## Goal of the exercise
Set down the material once more, exactly as it appears.

## Data extract
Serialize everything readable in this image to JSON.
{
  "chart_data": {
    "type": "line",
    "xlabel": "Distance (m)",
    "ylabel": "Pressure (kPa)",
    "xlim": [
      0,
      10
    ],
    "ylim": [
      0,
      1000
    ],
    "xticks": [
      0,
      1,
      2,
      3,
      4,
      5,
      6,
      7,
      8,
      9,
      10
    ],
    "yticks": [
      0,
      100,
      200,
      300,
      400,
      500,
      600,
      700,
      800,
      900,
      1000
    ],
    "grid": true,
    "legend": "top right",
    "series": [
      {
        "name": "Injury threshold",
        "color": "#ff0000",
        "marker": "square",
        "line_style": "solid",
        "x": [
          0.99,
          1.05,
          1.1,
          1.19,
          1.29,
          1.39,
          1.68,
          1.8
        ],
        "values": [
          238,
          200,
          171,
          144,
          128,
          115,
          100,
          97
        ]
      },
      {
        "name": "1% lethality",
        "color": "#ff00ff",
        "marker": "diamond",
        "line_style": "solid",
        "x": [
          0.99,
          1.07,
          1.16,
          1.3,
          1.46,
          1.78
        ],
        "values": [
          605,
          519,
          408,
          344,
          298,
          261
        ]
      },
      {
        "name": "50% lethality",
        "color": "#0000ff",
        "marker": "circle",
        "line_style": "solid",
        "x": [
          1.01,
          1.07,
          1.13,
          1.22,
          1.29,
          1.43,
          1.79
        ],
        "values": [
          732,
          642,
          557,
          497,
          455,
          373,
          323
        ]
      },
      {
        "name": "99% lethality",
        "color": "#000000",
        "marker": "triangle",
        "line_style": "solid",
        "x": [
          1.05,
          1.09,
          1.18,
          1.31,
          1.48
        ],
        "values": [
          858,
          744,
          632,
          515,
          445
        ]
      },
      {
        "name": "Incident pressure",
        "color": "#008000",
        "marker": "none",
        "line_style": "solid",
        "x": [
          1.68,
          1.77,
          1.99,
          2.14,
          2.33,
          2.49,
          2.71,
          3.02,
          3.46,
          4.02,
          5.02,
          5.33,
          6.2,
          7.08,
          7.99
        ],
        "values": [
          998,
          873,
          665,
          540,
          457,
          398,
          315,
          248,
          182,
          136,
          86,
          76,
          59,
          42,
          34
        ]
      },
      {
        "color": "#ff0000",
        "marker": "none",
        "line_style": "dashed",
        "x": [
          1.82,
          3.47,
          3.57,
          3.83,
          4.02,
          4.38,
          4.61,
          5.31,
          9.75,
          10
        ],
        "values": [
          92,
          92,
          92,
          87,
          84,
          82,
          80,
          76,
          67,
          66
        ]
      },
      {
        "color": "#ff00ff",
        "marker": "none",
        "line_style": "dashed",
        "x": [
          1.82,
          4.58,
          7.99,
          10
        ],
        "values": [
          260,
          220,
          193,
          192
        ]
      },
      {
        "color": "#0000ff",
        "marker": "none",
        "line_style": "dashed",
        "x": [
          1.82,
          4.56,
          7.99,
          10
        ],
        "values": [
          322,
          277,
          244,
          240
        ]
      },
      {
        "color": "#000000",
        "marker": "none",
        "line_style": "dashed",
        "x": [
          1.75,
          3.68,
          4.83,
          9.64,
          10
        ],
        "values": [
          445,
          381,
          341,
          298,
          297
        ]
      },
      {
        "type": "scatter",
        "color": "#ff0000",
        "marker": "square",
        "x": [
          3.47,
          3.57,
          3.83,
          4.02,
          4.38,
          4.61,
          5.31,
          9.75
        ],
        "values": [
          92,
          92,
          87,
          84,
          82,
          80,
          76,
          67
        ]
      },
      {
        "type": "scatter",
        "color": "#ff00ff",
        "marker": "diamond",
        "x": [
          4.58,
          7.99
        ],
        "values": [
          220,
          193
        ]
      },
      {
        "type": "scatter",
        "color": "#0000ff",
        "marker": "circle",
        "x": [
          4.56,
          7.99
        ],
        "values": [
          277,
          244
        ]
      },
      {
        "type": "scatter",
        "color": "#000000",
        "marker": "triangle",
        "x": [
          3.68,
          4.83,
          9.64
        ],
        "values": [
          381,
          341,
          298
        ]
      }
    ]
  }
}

## Finished exercise
Serialize everything readable in this image to JSON.
{
  "chart_data": {
    "type": "line",
    "xlabel": "Distance (m)",
    "ylabel": "Pressure (kPa)",
    "xlim": [
      0,
      10
    ],
    "ylim": [
      0,
      1000
    ],
    "xticks": [
      0,
      1,
      2,
      3,
      4,
      5,
      6,
      7,
      8,
      9,
      10
    ],
    "yticks": [
      0,
      100,
      200,
      300,
      400,
      500,
      600,
      700,
      800,
      900,
      1000
    ],
    "grid": true,
    "legend": "top right",
    "series": [
      {
        "name": "Injury threshold",
        "color": "#ff0000",
        "marker": "square",
        "line_style": "solid",
        "x": [
          0.99,
          1.05,
          1.1,
          1.19,
          1.29,
          1.39,
          1.68,
          1.8
        ],
        "values": [
          238,
          200,
          171,
          144,
          128,
          115,
          100,
          97
        ]
      },
      {
        "name": "1% lethality",
        "color": "#ff00ff",
        "marker": "diamond",
        "line_style": "solid",
        "x": [
          0.99,
          1.07,
          1.16,
          1.3,
          1.46,
          1.78
        ],
        "values": [
          605,
          519,
          408,
          344,
          298,
          261
        ]
      },
      {
        "name": "50% lethality",
        "color": "#0000ff",
        "marker": "circle",
        "line_style": "solid",
        "x": [
          1.01,
          1.07,
          1.13,
          1.22,
          1.29,
          1.43,
          1.79
        ],
        "values": [
          732,
          642,
          557,
          497,
          455,
          373,
          323
        ]
      },
      {
        "name": "99% lethality",
        "color": "#000000",
        "marker": "triangle",
        "line_style": "solid",
        "x": [
          1.05,
          1.09,
          1.18,
          1.31,
          1.48
        ],
        "values": [
          858,
          744,
          632,
          515,
          445
        ]
      },
      {
        "name": "Incident pressure",
        "color": "#008000",
        "marker": "none",
        "line_style": "solid",
        "x": [
          1.68,
          1.77,
          1.99,
          2.14,
          2.33,
          2.49,
          2.71,
          3.02,
          3.46,
          4.02,
          5.02,
          5.33,
          6.2,
          7.08,
          7.99
        ],
        "values": [
          998,
          873,
          665,
          540,
          457,
          398,
          315,
          248,
          182,
          136,
          86,
          76,
          59,
          42,
          34
        ]
      },
      {
        "color": "#ff0000",
        "marker": "none",
        "line_style": "dashed",
        "x": [
          1.82,
          3.47,
          3.57,
          3.83,
          4.02,
          4.38,
          4.61,
          5.31,
          9.75,
          10
        ],
        "values": [
          92,
          92,
          92,
          87,
          84,
          82,
          80,
          76,
          67,
          66
        ]
      },
      {
        "color": "#ff00ff",
        "marker": "none",
        "line_style": "dashed",
        "x": [
          1.82,
          4.58,
          7.99,
          10
        ],
        "values": [
          260,
          220,
          193,
          192
        ]
      },
      {
        "color": "#0000ff",
        "marker": "none",
        "line_style": "dashed",
        "x": [
          1.82,
          4.56,
          7.99,
          10
        ],
        "values": [
          322,
          277,
          244,
          240
        ]
      },
      {
        "color": "#000000",
        "marker": "none",
        "line_style": "dashed",
        "x": [
          1.75,
          3.68,
          4.83,
          9.64,
          10
        ],
        "values": [
          445,
          381,
          341,
          298,
          297
        ]
      },
      {
        "type": "scatter",
        "color": "#ff0000",
        "marker": "square",
        "x": [
          3.47,
          3.57,
          3.83,
          4.02,
          4.38,
          4.61,
          5.31,
          9.75
        ],
        "values": [
          92,
          92,
          87,
          84,
          82,
          80,
          76,
          67
        ]
      },
      {
        "type": "scatter",
        "color": "#ff00ff",
        "marker": "diamond",
        "x": [
          4.58,
          7.99
        ],
        "values": [
          220,
          193
        ]
      },
      {
        "type": "scatter",
        "color": "#0000ff",
        "marker": "circle",
        "x": [
          4.56,
          7.99
        ],
        "values": [
          277,
          244
        ]
      },
      {
        "type": "scatter",
        "color": "#000000",
        "marker": "triangle",
        "x": [
          3.68,
          4.83,
          9.64
        ],
        "values": [
          381,
          341,
          298
        ]
      }
    ]
  }
}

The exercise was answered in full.